# START OF Data extract

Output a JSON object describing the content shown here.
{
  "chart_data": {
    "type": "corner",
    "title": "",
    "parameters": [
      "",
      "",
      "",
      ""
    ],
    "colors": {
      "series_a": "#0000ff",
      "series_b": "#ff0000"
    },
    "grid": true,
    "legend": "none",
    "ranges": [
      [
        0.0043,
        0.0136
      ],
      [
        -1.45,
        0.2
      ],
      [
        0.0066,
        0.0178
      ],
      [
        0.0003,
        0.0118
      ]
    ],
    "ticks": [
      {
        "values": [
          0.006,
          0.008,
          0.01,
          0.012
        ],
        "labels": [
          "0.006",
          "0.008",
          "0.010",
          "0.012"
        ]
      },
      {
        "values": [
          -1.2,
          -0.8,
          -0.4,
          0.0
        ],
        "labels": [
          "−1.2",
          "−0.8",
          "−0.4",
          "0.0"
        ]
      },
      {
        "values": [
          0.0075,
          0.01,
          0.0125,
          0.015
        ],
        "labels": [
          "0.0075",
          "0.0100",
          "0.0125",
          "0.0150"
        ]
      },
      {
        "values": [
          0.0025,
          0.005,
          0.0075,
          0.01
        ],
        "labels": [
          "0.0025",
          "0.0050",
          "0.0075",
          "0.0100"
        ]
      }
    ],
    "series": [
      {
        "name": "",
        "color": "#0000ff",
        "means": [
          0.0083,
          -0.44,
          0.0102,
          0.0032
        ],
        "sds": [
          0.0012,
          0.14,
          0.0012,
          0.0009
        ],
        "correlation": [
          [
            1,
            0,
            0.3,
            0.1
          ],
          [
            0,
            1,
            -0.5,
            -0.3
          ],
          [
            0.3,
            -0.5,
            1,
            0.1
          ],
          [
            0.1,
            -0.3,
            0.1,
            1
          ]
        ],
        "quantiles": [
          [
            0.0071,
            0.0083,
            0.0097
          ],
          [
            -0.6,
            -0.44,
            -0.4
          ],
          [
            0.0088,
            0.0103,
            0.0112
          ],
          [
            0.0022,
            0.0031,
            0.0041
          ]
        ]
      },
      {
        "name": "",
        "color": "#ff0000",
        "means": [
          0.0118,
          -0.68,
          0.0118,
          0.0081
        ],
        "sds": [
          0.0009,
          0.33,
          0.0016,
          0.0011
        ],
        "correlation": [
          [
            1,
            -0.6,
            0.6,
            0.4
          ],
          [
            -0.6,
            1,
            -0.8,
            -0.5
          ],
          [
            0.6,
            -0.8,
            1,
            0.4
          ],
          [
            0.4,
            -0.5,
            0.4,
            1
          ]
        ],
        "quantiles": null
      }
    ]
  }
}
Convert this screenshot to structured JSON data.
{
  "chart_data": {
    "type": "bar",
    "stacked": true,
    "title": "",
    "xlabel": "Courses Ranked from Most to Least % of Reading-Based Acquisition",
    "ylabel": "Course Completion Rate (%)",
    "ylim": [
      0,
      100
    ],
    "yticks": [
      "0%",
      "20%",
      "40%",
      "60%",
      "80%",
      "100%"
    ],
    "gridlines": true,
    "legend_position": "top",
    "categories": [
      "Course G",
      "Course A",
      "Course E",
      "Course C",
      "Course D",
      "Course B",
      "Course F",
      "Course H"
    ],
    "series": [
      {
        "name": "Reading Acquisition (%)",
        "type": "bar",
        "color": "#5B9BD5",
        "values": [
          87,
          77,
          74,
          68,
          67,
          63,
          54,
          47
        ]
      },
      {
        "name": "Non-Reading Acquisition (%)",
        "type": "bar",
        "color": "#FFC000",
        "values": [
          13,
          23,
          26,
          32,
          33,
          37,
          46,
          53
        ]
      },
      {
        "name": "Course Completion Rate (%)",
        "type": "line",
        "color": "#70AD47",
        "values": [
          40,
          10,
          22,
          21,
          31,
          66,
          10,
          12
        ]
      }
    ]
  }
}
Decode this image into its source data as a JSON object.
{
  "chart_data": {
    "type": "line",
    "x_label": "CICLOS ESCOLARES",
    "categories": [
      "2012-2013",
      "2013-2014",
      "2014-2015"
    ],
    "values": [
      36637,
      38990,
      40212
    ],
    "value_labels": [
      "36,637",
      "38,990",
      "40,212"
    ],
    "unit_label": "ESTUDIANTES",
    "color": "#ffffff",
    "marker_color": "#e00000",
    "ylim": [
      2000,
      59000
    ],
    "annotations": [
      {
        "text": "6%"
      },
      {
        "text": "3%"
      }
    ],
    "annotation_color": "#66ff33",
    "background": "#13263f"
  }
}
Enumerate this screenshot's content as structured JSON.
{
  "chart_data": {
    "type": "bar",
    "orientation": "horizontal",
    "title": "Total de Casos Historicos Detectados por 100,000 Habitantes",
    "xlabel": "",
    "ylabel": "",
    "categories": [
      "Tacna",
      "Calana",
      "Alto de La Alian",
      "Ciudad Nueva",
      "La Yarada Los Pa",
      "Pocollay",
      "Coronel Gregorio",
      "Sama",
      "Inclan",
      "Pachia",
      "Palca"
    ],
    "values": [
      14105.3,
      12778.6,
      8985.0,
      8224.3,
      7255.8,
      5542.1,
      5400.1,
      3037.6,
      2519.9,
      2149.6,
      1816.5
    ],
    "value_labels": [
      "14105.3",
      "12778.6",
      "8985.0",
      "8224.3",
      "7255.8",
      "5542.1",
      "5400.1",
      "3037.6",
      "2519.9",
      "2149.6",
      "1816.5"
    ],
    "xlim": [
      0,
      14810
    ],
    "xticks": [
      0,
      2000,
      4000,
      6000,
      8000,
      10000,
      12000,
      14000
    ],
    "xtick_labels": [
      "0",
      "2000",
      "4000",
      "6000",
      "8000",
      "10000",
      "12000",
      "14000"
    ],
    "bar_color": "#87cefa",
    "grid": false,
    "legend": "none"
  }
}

# END OF Data extract

What is needed:
Transcribe the data. Leave every line exactly as it is.

Exercise answer:
Output a JSON object describing the content shown here.
{
  "chart_data": {
    "type": "corner",
    "title": "",
    "parameters": [
      "",
      "",
      "",
      ""
    ],
    "colors": {
      "series_a": "#0000ff",
      "series_b": "#ff0000"
    },
    "grid": true,
    "legend": "none",
    "ranges": [
      [
        0.0043,
        0.0136
      ],
      [
        -1.45,
        0.2
      ],
      [
        0.0066,
        0.0178
      ],
      [
        0.0003,
        0.0118
      ]
    ],
    "ticks": [
      {
        "values": [
          0.006,
          0.008,
          0.01,
          0.012
        ],
        "labels": [
          "0.006",
          "0.008",
          "0.010",
          "0.012"
        ]
      },
      {
        "values": [
          -1.2,
          -0.8,
          -0.4,
          0.0
        ],
        "labels": [
          "−1.2",
          "−0.8",
          "−0.4",
          "0.0"
        ]
      },
      {
        "values": [
          0.0075,
          0.01,
          0.0125,
          0.015
        ],
        "labels": [
          "0.0075",
          "0.0100",
          "0.0125",
          "0.0150"
        ]
      },
      {
        "values": [
          0.0025,
          0.005,
          0.0075,
          0.01
        ],
        "labels": [
          "0.0025",
          "0.0050",
          "0.0075",
          "0.0100"
        ]
      }
    ],
    "series": [
      {
        "name": "",
        "color": "#0000ff",
        "means": [
          0.0083,
          -0.44,
          0.0102,
          0.0032
        ],
        "sds": [
          0.0012,
          0.14,
          0.0012,
          0.0009
        ],
        "correlation": [
          [
            1,
            0,
            0.3,
            0.1
          ],
          [
            0,
            1,
            -0.5,
            -0.3
          ],
          [
            0.3,
            -0.5,
            1,
            0.1
          ],
          [
            0.1,
            -0.3,
            0.1,
            1
          ]
        ],
        "quantiles": [
          [
            0.0071,
            0.0083,
            0.0097
          ],
          [
            -0.6,
            -0.44,
            -0.4
          ],
          [
            0.0088,
            0.0103,
            0.0112
          ],
          [
            0.0022,
            0.0031,
            0.0041
          ]
        ]
      },
      {
        "name": "",
        "color": "#ff0000",
        "means": [
          0.0118,
          -0.68,
          0.0118,
          0.0081
        ],
        "sds": [
          0.0009,
          0.33,
          0.0016,
          0.0011
        ],
        "correlation": [
          [
            1,
            -0.6,
            0.6,
            0.4
          ],
          [
            -0.6,
            1,
            -0.8,
            -0.5
          ],
          [
            0.6,
            -0.8,
            1,
            0.4
          ],
          [
            0.4,
            -0.5,
            0.4,
            1
          ]
        ],
        "quantiles": null
      }
    ]
  }
}
Convert this screenshot to structured JSON data.
{
  "chart_data": {
    "type": "bar",
    "stacked": true,
    "title": "",
    "xlabel": "Courses Ranked from Most to Least % of Reading-Based Acquisition",
    "ylabel": "Course Completion Rate (%)",
    "ylim": [
      0,
      100
    ],
    "yticks": [
      "0%",
      "20%",
      "40%",
      "60%",
      "80%",
      "100%"
    ],
    "gridlines": true,
    "legend_position": "top",
    "categories": [
      "Course G",
      "Course A",
      "Course E",
      "Course C",
      "Course D",
      "Course B",
      "Course F",
      "Course H"
    ],
    "series": [
      {
        "name": "Reading Acquisition (%)",
        "type": "bar",
        "color": "#5B9BD5",
        "values": [
          87,
          77,
          74,
          68,
          67,
          63,
          54,
          47
        ]
      },
      {
        "name": "Non-Reading Acquisition (%)",
        "type": "bar",
        "color": "#FFC000",
        "values": [
          13,
          23,
          26,
          32,
          33,
          37,
          46,
          53
        ]
      },
      {
        "name": "Course Completion Rate (%)",
        "type": "line",
        "color": "#70AD47",
        "values": [
          40,
          10,
          22,
          21,
          31,
          66,
          10,
          12
        ]
      }
    ]
  }
}
Decode this image into its source data as a JSON object.
{
  "chart_data": {
    "type": "line",
    "x_label": "CICLOS ESCOLARES",
    "categories": [
      "2012-2013",
      "2013-2014",
      "2014-2015"
    ],
    "values": [
      36637,
      38990,
      40212
    ],
    "value_labels": [
      "36,637",
      "38,990",
      "40,212"
    ],
    "unit_label": "ESTUDIANTES",
    "color": "#ffffff",
    "marker_color": "#e00000",
    "ylim": [
      2000,
      59000
    ],
    "annotations": [
      {
        "text": "6%"
      },
      {
        "text": "3%"
      }
    ],
    "annotation_color": "#66ff33",
    "background": "#13263f"
  }
}
Enumerate this screenshot's content as structured JSON.
{
  "chart_data": {
    "type": "bar",
    "orientation": "horizontal",
    "title": "Total de Casos Historicos Detectados por 100,000 Habitantes",
    "xlabel": "",
    "ylabel": "",
    "categories": [
      "Tacna",
      "Calana",
      "Alto de La Alian",
      "Ciudad Nueva",
      "La Yarada Los Pa",
      "Pocollay",
      "Coronel Gregorio",
      "Sama",
      "Inclan",
      "Pachia",
      "Palca"
    ],
    "values": [
      14105.3,
      12778.6,
      8985.0,
      8224.3,
      7255.8,
      5542.1,
      5400.1,
      3037.6,
      2519.9,
      2149.6,
      1816.5
    ],
    "value_labels": [
      "14105.3",
      "12778.6",
      "8985.0",
      "8224.3",
      "7255.8",
      "5542.1",
      "5400.1",
      "3037.6",
      "2519.9",
      "2149.6",
      "1816.5"
    ],
    "xlim": [
      0,
      14810
    ],
    "xticks": [
      0,
      2000,
      4000,
      6000,
      8000,
      10000,
      12000,
      14000
    ],
    "xtick_labels": [
      "0",
      "2000",
      "4000",
      "6000",
      "8000",
      "10000",
      "12000",
      "14000"
    ],
    "bar_color": "#87cefa",
    "grid": false,
    "legend": "none"
  }
}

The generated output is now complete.